Entries with figure data:

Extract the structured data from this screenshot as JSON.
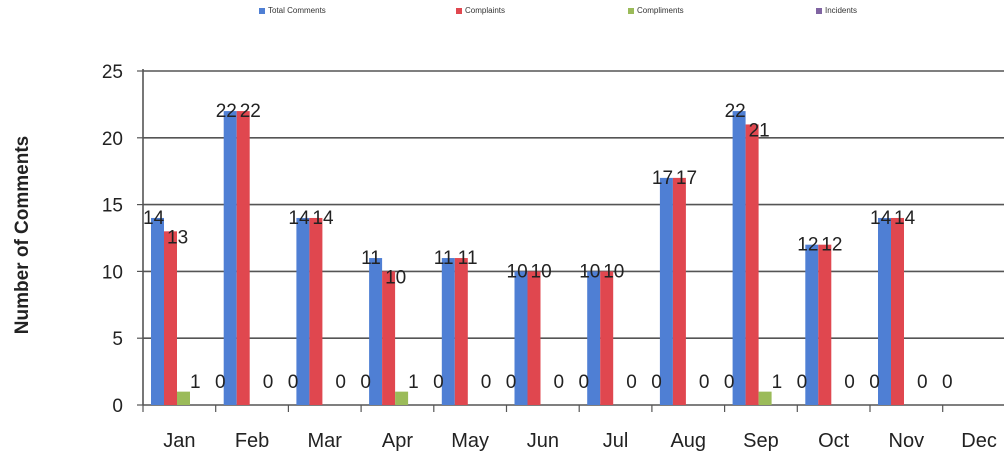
{
  "chart_data": {
    "type": "bar",
    "title": "",
    "xlabel": "",
    "ylabel": "Number of Comments",
    "ylim": [
      0,
      25
    ],
    "yticks": [
      0,
      5,
      10,
      15,
      20,
      25
    ],
    "grid": true,
    "legend_position": "top",
    "categories": [
      "Jan",
      "Feb",
      "Mar",
      "Apr",
      "May",
      "Jun",
      "Jul",
      "Aug",
      "Sep",
      "Oct",
      "Nov",
      "Dec"
    ],
    "series": [
      {
        "name": "Total Comments",
        "color": "#4f7fd4",
        "values": [
          14,
          22,
          14,
          11,
          11,
          10,
          10,
          17,
          22,
          12,
          14,
          null
        ]
      },
      {
        "name": "Complaints",
        "color": "#e0474f",
        "values": [
          13,
          22,
          14,
          10,
          11,
          10,
          10,
          17,
          21,
          12,
          14,
          null
        ]
      },
      {
        "name": "Compliments",
        "color": "#9bbb59",
        "values": [
          1,
          0,
          0,
          1,
          0,
          0,
          0,
          0,
          1,
          0,
          0,
          null
        ]
      },
      {
        "name": "Incidents",
        "color": "#8064a2",
        "values": [
          0,
          0,
          0,
          0,
          0,
          0,
          0,
          0,
          0,
          0,
          0,
          null
        ]
      }
    ]
  }
}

■ What the exercise asks ■
Pull out the lines above in which the word "Comments" appears.

■ Exercise solution ■
    "ylabel": "Number of Comments",
        "name": "Total Comments",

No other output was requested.